▶ What is expected: Copy the data verbatim from its first line through the line that contains "reply-all-icon[interactable] xyxy=(569,334,599,354)", inclusive.

▶ Dataset content:

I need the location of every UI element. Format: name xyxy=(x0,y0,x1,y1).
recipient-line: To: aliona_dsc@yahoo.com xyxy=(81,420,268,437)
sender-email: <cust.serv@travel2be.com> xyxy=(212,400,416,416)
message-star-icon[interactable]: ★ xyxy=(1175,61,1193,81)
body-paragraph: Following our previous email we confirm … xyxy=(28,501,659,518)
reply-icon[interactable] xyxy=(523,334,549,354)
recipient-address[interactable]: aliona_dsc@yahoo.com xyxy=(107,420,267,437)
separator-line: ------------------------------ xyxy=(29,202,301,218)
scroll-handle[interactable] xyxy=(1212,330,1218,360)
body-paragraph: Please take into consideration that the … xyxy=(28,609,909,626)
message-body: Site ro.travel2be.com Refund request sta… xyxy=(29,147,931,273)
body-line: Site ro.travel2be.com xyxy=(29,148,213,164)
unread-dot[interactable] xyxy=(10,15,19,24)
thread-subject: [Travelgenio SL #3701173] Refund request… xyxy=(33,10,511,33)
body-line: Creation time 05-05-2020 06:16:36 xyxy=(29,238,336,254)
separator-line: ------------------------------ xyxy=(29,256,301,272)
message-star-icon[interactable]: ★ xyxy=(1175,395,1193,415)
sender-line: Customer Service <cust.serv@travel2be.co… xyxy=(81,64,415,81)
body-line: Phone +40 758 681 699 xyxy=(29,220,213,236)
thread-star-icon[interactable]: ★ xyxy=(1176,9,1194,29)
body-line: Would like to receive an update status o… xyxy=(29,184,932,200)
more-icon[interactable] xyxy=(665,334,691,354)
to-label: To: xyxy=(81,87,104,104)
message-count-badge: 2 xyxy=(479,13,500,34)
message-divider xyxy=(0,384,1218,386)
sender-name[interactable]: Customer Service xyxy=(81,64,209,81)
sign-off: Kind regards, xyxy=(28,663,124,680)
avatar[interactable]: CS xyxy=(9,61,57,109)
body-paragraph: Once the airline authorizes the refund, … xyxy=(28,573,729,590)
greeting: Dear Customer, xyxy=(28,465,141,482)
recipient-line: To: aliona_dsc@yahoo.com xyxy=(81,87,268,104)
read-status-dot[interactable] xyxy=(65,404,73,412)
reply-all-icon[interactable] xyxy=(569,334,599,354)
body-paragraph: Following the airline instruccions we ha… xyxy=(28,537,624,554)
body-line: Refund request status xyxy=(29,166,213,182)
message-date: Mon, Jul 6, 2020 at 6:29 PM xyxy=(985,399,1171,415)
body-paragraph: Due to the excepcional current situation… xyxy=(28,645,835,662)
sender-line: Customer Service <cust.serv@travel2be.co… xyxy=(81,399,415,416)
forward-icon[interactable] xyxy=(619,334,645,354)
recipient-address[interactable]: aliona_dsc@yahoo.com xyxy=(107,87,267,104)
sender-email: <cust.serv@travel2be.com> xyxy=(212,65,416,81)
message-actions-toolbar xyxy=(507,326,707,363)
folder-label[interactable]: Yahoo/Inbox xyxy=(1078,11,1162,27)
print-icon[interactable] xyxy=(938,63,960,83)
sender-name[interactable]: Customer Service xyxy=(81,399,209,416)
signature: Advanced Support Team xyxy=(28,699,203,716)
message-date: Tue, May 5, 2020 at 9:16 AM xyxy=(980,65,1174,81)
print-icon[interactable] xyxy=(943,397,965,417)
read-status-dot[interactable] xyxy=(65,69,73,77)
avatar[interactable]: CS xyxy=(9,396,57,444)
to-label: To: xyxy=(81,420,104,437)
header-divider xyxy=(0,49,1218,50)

▶ Solution to the exercise:
I need the location of every UI element. Format: name xyxy=(x0,y0,x1,y1).
recipient-line: To: aliona_dsc@yahoo.com xyxy=(81,420,268,437)
sender-email: <cust.serv@travel2be.com> xyxy=(212,400,416,416)
message-star-icon[interactable]: ★ xyxy=(1175,61,1193,81)
body-paragraph: Following our previous email we confirm … xyxy=(28,501,659,518)
reply-icon[interactable] xyxy=(523,334,549,354)
recipient-address[interactable]: aliona_dsc@yahoo.com xyxy=(107,420,267,437)
separator-line: ------------------------------ xyxy=(29,202,301,218)
scroll-handle[interactable] xyxy=(1212,330,1218,360)
body-paragraph: Please take into consideration that the … xyxy=(28,609,909,626)
message-body: Site ro.travel2be.com Refund request sta… xyxy=(29,147,931,273)
body-line: Site ro.travel2be.com xyxy=(29,148,213,164)
unread-dot[interactable] xyxy=(10,15,19,24)
thread-subject: [Travelgenio SL #3701173] Refund request… xyxy=(33,10,511,33)
body-line: Creation time 05-05-2020 06:16:36 xyxy=(29,238,336,254)
separator-line: ------------------------------ xyxy=(29,256,301,272)
message-star-icon[interactable]: ★ xyxy=(1175,395,1193,415)
sender-line: Customer Service <cust.serv@travel2be.co… xyxy=(81,64,415,81)
body-line: Phone +40 758 681 699 xyxy=(29,220,213,236)
thread-star-icon[interactable]: ★ xyxy=(1176,9,1194,29)
body-line: Would like to receive an update status o… xyxy=(29,184,932,200)
more-icon[interactable] xyxy=(665,334,691,354)
to-label: To: xyxy=(81,87,104,104)
message-count-badge: 2 xyxy=(479,13,500,34)
message-divider xyxy=(0,384,1218,386)
sender-name[interactable]: Customer Service xyxy=(81,64,209,81)
sign-off: Kind regards, xyxy=(28,663,124,680)
avatar[interactable]: CS xyxy=(9,61,57,109)
body-paragraph: Once the airline authorizes the refund, … xyxy=(28,573,729,590)
greeting: Dear Customer, xyxy=(28,465,141,482)
recipient-line: To: aliona_dsc@yahoo.com xyxy=(81,87,268,104)
read-status-dot[interactable] xyxy=(65,404,73,412)
reply-all-icon[interactable] xyxy=(569,334,599,354)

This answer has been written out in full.